■ **DATA SUPPLIED**
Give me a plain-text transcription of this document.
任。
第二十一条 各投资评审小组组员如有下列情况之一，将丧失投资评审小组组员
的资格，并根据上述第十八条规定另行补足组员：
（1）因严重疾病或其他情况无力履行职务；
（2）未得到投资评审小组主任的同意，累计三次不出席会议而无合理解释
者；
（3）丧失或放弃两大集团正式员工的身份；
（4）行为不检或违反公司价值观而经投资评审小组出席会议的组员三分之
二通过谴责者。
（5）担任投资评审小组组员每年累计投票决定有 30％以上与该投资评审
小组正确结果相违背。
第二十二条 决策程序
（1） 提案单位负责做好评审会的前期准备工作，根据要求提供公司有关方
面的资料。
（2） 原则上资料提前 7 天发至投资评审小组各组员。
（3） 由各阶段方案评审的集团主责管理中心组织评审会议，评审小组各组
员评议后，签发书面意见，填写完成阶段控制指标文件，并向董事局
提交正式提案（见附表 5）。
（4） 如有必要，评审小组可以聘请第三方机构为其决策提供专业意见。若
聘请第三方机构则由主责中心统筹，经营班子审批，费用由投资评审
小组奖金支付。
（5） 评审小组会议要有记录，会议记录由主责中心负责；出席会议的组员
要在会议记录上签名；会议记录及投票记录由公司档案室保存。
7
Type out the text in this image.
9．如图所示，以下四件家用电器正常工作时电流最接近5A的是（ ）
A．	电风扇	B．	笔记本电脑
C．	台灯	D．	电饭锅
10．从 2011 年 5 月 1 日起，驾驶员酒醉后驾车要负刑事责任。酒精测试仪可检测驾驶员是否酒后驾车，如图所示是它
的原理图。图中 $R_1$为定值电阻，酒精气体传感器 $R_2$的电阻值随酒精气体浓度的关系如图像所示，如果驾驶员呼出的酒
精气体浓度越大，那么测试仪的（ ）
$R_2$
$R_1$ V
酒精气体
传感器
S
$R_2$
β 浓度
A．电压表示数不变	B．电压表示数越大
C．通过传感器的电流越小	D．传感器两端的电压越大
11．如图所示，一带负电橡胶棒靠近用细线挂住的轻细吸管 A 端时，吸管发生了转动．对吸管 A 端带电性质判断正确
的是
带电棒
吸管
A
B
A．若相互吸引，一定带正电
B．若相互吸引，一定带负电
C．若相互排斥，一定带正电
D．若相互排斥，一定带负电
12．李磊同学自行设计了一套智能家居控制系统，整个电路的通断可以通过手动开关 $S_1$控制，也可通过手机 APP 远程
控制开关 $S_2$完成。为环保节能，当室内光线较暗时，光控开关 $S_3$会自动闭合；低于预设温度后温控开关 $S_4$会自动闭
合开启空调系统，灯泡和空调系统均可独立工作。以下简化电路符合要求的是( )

■ **TASK INSTRUCTIONS**
Output every record above exactly as it appears.

■ **WRITTEN SOLUTION**
Give me a plain-text transcription of this document.
任。
第二十一条 各投资评审小组组员如有下列情况之一，将丧失投资评审小组组员
的资格，并根据上述第十八条规定另行补足组员：
（1）因严重疾病或其他情况无力履行职务；
（2）未得到投资评审小组主任的同意，累计三次不出席会议而无合理解释
者；
（3）丧失或放弃两大集团正式员工的身份；
（4）行为不检或违反公司价值观而经投资评审小组出席会议的组员三分之
二通过谴责者。
（5）担任投资评审小组组员每年累计投票决定有 30％以上与该投资评审
小组正确结果相违背。
第二十二条 决策程序
（1） 提案单位负责做好评审会的前期准备工作，根据要求提供公司有关方
面的资料。
（2） 原则上资料提前 7 天发至投资评审小组各组员。
（3） 由各阶段方案评审的集团主责管理中心组织评审会议，评审小组各组
员评议后，签发书面意见，填写完成阶段控制指标文件，并向董事局
提交正式提案（见附表 5）。
（4） 如有必要，评审小组可以聘请第三方机构为其决策提供专业意见。若
聘请第三方机构则由主责中心统筹，经营班子审批，费用由投资评审
小组奖金支付。
（5） 评审小组会议要有记录，会议记录由主责中心负责；出席会议的组员
要在会议记录上签名；会议记录及投票记录由公司档案室保存。
7
Type out the text in this image.
9．如图所示，以下四件家用电器正常工作时电流最接近5A的是（ ）
A．	电风扇	B．	笔记本电脑
C．	台灯	D．	电饭锅
10．从 2011 年 5 月 1 日起，驾驶员酒醉后驾车要负刑事责任。酒精测试仪可检测驾驶员是否酒后驾车，如图所示是它
的原理图。图中 $R_1$为定值电阻，酒精气体传感器 $R_2$的电阻值随酒精气体浓度的关系如图像所示，如果驾驶员呼出的酒
精气体浓度越大，那么测试仪的（ ）
$R_2$
$R_1$ V
酒精气体
传感器
S
$R_2$
β 浓度
A．电压表示数不变	B．电压表示数越大
C．通过传感器的电流越小	D．传感器两端的电压越大
11．如图所示，一带负电橡胶棒靠近用细线挂住的轻细吸管 A 端时，吸管发生了转动．对吸管 A 端带电性质判断正确
的是
带电棒
吸管
A
B
A．若相互吸引，一定带正电
B．若相互吸引，一定带负电
C．若相互排斥，一定带正电
D．若相互排斥，一定带负电
12．李磊同学自行设计了一套智能家居控制系统，整个电路的通断可以通过手动开关 $S_1$控制，也可通过手机 APP 远程
控制开关 $S_2$完成。为环保节能，当室内光线较暗时，光控开关 $S_3$会自动闭合；低于预设温度后温控开关 $S_4$会自动闭
合开启空调系统，灯泡和空调系统均可独立工作。以下简化电路符合要求的是( )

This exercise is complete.